# WHAT IS NEEDED
List all lines of the data that include the string "grid".

# DATA SUPPLIED
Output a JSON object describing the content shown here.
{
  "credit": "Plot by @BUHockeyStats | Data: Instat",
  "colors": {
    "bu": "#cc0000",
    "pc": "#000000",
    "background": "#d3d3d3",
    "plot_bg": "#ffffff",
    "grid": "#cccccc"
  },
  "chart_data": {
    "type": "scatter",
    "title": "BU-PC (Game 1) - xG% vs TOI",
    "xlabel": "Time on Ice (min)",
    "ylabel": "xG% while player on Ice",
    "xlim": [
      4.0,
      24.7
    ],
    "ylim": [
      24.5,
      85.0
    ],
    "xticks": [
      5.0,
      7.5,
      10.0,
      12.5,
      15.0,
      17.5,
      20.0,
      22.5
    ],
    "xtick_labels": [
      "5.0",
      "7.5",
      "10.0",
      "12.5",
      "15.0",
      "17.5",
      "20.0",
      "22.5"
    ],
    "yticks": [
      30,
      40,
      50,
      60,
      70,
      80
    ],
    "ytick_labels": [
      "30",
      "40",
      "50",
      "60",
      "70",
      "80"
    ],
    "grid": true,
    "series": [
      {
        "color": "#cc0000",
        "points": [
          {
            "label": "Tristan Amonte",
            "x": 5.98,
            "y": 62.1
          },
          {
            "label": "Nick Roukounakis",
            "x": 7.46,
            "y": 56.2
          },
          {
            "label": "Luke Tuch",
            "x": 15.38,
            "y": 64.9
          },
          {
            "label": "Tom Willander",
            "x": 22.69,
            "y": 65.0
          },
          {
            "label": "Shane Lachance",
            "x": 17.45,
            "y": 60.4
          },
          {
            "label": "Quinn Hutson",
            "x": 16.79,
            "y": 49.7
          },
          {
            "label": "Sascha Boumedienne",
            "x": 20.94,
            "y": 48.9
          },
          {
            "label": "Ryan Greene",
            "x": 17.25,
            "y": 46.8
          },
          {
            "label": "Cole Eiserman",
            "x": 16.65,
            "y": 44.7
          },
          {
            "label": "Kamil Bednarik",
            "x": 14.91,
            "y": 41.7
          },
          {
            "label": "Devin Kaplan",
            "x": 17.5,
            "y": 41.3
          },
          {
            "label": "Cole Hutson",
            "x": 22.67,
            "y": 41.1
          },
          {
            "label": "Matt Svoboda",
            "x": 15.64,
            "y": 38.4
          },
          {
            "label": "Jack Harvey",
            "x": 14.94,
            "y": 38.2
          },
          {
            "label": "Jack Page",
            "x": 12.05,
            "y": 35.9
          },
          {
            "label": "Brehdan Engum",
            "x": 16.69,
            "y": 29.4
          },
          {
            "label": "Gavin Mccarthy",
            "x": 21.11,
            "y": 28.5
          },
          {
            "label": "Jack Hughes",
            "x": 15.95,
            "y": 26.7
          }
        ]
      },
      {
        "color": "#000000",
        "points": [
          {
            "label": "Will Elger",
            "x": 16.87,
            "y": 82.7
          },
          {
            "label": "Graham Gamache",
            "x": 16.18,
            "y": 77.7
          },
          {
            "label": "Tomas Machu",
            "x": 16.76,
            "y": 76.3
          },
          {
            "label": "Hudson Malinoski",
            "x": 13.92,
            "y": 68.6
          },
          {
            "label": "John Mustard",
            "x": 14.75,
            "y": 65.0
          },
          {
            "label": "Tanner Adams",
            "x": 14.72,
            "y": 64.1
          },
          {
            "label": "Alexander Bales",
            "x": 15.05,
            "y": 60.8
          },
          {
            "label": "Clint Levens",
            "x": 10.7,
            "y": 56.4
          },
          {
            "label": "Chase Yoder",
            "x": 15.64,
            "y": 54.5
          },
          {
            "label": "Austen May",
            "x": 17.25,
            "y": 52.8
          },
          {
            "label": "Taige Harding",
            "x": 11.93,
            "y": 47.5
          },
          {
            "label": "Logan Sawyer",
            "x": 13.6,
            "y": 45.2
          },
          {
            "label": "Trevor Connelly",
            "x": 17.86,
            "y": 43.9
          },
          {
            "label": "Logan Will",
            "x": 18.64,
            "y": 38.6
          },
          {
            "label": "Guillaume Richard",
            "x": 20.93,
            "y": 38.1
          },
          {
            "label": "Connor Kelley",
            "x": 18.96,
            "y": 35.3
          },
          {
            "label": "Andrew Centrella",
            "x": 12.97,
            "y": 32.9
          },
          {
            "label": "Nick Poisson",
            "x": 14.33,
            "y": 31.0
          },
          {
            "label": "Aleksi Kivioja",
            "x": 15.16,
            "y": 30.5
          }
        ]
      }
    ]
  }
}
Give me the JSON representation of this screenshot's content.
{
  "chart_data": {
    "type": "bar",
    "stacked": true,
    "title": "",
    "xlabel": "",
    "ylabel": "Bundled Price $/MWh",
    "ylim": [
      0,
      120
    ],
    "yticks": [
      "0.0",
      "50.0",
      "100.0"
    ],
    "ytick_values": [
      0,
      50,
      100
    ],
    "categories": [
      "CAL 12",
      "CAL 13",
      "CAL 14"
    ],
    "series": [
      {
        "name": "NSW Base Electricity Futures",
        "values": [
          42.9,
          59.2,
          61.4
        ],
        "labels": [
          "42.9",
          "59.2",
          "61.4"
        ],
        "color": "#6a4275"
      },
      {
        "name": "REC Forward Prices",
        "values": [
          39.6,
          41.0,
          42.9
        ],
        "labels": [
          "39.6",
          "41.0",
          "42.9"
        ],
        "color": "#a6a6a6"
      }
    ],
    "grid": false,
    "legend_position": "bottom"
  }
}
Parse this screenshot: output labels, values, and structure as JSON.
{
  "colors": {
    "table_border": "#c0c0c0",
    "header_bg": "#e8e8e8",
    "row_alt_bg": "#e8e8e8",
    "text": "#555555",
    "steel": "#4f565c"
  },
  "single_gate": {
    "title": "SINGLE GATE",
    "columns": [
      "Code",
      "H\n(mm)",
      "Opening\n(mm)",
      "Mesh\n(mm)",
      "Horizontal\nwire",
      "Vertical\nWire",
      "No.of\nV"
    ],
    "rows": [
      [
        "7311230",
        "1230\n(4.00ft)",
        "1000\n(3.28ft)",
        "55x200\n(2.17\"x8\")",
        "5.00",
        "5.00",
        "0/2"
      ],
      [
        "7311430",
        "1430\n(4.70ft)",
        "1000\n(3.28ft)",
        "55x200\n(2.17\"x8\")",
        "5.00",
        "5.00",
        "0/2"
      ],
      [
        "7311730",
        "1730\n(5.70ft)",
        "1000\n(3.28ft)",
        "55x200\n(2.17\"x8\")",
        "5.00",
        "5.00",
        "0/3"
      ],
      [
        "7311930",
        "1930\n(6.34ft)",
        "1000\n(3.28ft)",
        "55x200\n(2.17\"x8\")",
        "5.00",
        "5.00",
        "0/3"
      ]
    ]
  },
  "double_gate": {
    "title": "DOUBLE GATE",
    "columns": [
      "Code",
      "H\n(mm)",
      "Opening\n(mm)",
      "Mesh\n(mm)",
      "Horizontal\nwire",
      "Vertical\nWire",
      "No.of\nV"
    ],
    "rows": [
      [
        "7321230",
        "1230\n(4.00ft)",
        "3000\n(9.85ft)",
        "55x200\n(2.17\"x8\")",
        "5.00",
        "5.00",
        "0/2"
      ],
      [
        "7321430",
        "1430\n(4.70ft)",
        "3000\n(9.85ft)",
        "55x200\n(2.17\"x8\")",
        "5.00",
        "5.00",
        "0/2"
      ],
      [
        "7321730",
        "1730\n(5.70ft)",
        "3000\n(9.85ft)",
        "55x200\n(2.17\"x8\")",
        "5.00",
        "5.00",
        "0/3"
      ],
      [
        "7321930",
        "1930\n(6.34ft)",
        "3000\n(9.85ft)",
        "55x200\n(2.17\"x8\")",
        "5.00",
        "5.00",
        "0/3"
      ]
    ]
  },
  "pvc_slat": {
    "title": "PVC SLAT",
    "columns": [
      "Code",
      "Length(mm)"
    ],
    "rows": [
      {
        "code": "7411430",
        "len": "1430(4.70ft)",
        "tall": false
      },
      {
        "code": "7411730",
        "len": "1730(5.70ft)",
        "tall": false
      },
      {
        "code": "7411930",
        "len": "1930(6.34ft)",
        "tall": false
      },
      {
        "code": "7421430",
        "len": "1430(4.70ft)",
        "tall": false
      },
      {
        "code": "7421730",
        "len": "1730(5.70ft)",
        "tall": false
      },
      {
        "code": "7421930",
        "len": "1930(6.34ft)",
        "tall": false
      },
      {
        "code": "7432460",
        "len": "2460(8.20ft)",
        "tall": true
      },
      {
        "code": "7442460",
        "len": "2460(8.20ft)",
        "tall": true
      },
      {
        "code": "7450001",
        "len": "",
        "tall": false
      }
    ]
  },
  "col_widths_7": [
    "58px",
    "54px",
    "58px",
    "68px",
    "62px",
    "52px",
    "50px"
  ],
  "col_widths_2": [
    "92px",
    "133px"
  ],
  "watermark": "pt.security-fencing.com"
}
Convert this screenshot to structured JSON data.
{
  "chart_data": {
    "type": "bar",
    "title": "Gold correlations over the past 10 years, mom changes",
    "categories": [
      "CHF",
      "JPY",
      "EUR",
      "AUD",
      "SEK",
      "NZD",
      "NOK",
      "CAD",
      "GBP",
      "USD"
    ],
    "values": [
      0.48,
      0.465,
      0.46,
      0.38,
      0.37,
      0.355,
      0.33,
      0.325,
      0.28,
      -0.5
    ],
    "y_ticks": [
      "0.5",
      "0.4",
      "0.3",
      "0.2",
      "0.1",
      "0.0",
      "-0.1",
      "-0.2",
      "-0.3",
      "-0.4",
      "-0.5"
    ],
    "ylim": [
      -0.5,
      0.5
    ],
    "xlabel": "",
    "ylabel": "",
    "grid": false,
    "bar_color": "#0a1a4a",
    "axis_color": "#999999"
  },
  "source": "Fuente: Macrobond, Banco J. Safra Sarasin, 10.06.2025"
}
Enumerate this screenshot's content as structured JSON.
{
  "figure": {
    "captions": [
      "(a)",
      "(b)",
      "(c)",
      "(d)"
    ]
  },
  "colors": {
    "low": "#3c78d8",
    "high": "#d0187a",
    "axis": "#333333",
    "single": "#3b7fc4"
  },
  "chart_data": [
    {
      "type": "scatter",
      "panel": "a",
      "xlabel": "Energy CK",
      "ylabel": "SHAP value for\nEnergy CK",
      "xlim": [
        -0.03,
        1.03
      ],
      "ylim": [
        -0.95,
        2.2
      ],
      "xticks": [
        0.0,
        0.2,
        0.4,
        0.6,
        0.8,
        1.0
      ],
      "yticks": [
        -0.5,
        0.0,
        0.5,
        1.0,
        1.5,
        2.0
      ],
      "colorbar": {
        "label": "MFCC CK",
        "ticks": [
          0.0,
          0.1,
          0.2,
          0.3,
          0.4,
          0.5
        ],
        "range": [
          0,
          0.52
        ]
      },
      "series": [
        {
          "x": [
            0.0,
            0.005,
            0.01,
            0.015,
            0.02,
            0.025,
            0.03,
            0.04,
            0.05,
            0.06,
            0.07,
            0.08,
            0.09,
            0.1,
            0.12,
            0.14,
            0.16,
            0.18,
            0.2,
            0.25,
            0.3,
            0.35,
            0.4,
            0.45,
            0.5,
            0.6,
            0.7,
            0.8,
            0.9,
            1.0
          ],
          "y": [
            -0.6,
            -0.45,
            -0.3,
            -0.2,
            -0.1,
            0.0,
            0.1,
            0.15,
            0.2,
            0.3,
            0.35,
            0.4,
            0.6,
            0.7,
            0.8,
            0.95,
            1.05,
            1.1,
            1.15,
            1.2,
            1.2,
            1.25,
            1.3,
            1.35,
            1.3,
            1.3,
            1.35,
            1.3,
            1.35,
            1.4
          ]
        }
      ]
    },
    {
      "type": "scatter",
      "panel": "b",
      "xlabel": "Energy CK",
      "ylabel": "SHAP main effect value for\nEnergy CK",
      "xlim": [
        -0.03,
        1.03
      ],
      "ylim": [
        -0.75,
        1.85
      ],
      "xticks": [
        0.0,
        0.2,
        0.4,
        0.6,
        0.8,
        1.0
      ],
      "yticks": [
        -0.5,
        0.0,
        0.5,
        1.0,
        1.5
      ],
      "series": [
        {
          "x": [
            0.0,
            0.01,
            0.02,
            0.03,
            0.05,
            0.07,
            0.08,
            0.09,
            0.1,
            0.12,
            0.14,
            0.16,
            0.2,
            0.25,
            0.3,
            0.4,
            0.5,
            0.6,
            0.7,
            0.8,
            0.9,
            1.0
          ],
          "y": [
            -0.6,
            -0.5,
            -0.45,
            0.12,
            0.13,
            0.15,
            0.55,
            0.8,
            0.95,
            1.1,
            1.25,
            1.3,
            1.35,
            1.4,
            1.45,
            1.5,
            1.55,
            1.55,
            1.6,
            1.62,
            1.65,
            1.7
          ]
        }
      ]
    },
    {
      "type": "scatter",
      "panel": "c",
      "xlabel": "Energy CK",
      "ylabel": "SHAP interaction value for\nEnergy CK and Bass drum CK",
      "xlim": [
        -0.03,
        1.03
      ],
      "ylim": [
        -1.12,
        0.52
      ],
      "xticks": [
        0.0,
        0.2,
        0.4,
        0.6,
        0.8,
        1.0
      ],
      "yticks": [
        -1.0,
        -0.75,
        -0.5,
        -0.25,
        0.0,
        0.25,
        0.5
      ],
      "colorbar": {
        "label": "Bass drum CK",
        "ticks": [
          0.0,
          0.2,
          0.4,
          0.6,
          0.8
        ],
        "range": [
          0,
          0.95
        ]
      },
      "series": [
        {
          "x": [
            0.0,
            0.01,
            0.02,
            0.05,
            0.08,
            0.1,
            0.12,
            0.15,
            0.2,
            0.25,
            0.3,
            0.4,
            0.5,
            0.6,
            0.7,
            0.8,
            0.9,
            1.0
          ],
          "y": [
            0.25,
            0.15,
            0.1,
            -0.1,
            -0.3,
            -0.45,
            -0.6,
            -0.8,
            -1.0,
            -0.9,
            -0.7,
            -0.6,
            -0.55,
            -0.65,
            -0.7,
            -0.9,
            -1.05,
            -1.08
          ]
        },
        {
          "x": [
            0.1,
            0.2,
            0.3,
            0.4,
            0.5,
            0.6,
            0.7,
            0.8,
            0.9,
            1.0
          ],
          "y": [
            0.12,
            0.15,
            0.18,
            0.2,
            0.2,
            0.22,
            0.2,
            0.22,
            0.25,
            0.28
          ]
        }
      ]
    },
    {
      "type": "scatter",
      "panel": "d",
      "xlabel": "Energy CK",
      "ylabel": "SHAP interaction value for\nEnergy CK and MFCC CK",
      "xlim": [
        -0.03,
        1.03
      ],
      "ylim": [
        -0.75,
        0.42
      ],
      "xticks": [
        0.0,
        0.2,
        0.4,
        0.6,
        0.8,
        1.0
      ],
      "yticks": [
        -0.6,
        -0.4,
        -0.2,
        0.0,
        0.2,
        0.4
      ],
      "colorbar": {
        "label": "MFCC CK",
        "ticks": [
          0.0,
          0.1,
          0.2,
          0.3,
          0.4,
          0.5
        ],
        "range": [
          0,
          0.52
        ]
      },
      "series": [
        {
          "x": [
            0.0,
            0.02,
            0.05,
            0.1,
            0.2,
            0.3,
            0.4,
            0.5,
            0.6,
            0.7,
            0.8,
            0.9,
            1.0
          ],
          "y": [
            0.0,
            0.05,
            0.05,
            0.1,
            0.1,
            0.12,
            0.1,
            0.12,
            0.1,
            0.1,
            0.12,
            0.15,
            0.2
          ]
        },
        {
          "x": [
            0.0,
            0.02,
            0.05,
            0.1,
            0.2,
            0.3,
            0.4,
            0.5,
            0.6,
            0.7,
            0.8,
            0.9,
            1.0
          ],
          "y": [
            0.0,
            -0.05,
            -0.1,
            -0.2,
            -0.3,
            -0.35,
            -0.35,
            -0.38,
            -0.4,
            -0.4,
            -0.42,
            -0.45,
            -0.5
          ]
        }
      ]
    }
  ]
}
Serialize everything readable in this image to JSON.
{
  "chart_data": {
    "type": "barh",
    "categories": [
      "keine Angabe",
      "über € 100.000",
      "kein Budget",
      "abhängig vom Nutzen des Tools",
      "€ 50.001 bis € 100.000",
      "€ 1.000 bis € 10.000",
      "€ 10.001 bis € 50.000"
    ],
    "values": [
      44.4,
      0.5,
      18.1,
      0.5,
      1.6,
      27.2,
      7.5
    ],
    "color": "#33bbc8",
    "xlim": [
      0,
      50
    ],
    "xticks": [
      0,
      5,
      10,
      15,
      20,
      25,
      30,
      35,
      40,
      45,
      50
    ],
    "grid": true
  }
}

# THE REPLY
    "grid": "#cccccc"
    "grid": true,
    "grid": false,
    "grid": false,
    "grid": true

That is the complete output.